Aim of the task: Scan the listing and work out how many lines contain the word "title". Nothing but the number should be given.

•••••

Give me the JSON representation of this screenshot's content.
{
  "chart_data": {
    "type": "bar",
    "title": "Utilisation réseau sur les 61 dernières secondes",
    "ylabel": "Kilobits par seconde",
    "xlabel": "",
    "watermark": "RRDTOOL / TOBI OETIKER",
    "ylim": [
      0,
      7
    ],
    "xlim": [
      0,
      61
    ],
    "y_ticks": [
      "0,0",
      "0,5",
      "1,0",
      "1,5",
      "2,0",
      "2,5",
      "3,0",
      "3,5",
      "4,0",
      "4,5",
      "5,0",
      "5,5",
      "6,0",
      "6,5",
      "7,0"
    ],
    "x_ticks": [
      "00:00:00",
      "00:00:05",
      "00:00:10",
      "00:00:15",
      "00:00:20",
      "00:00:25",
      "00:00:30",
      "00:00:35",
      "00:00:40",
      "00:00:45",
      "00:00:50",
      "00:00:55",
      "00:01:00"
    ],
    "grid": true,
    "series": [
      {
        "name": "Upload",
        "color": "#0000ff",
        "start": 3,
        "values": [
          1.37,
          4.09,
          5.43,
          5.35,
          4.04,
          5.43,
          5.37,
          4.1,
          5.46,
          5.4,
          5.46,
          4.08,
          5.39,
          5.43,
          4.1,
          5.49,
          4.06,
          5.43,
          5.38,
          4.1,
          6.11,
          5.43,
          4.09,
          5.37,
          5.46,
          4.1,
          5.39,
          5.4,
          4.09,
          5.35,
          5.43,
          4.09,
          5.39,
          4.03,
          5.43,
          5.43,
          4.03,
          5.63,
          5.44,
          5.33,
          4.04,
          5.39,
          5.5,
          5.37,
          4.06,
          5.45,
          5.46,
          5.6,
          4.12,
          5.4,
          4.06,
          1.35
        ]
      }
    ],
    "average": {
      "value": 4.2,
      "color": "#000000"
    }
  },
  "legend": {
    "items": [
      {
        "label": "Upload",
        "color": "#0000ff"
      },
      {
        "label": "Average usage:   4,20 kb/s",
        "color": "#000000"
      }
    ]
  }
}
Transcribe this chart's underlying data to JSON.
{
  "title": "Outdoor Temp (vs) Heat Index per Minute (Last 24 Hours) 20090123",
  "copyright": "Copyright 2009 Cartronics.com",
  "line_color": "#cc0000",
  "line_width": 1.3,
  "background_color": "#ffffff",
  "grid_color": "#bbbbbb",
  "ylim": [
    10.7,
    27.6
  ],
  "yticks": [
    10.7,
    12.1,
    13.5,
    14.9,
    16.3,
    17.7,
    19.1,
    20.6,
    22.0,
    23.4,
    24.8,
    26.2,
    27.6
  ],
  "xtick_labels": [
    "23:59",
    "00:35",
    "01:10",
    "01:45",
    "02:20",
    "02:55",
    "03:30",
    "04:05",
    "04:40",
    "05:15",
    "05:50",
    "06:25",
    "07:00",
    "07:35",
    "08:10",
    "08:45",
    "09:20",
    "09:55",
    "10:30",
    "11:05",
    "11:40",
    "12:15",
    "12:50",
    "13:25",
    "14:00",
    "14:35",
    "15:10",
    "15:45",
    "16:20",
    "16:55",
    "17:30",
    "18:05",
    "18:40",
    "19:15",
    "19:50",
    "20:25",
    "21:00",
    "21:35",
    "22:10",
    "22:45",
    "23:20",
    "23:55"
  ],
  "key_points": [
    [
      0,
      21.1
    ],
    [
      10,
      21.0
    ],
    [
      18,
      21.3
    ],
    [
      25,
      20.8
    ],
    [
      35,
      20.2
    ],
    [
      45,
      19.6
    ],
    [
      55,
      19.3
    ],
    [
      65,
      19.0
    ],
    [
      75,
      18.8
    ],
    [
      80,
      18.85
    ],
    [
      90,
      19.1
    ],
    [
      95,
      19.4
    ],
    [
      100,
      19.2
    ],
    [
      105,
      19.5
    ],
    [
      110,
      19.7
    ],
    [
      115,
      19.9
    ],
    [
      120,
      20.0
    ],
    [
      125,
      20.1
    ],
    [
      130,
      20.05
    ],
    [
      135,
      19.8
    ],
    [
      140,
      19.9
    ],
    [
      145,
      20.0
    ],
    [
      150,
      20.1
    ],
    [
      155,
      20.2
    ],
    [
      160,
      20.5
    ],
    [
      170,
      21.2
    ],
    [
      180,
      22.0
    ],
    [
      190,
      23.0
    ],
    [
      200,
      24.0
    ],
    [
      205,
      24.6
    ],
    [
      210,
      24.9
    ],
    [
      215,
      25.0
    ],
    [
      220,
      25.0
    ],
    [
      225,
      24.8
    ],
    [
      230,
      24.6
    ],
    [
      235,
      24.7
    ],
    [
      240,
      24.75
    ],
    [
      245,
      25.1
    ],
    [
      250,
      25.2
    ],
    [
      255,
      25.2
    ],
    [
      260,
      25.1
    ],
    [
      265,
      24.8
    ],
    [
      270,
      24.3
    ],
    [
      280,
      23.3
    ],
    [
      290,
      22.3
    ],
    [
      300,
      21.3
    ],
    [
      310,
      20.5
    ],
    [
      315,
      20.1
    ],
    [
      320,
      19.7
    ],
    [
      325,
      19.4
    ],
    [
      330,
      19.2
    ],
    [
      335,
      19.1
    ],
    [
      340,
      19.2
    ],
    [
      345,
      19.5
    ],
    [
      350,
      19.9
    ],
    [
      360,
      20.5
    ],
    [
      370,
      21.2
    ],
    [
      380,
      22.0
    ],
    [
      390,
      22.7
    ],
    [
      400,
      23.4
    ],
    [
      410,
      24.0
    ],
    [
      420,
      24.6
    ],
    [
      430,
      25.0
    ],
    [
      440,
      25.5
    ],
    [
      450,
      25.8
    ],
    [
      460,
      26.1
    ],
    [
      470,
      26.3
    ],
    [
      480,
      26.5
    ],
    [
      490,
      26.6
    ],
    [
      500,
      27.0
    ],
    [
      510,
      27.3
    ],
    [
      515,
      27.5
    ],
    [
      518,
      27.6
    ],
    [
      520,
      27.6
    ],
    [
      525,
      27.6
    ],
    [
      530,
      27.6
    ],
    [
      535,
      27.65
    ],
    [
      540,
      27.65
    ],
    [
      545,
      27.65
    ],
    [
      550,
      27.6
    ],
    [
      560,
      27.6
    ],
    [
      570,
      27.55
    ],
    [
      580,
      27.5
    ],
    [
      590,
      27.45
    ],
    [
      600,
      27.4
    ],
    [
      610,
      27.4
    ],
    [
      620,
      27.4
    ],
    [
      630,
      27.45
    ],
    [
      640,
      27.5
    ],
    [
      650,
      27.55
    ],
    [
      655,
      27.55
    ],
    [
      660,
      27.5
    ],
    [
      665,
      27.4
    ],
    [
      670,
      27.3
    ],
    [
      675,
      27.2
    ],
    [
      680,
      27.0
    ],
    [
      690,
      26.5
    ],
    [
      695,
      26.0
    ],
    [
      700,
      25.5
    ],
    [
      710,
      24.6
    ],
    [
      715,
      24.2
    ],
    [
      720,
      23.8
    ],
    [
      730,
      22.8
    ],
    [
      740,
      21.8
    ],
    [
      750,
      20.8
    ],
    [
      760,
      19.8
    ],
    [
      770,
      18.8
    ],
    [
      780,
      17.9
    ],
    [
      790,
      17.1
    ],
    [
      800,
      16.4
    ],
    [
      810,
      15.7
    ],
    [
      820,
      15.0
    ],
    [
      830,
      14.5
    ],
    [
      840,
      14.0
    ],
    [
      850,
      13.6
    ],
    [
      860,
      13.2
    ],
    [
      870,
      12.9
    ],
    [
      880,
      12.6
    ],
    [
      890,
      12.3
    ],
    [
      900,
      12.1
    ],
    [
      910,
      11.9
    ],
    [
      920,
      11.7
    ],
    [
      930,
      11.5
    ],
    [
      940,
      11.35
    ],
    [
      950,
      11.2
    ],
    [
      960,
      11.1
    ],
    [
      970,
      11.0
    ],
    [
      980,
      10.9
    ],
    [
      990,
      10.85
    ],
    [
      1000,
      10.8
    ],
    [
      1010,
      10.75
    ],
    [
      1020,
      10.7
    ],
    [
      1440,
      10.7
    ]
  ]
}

•••••

Complete response: 2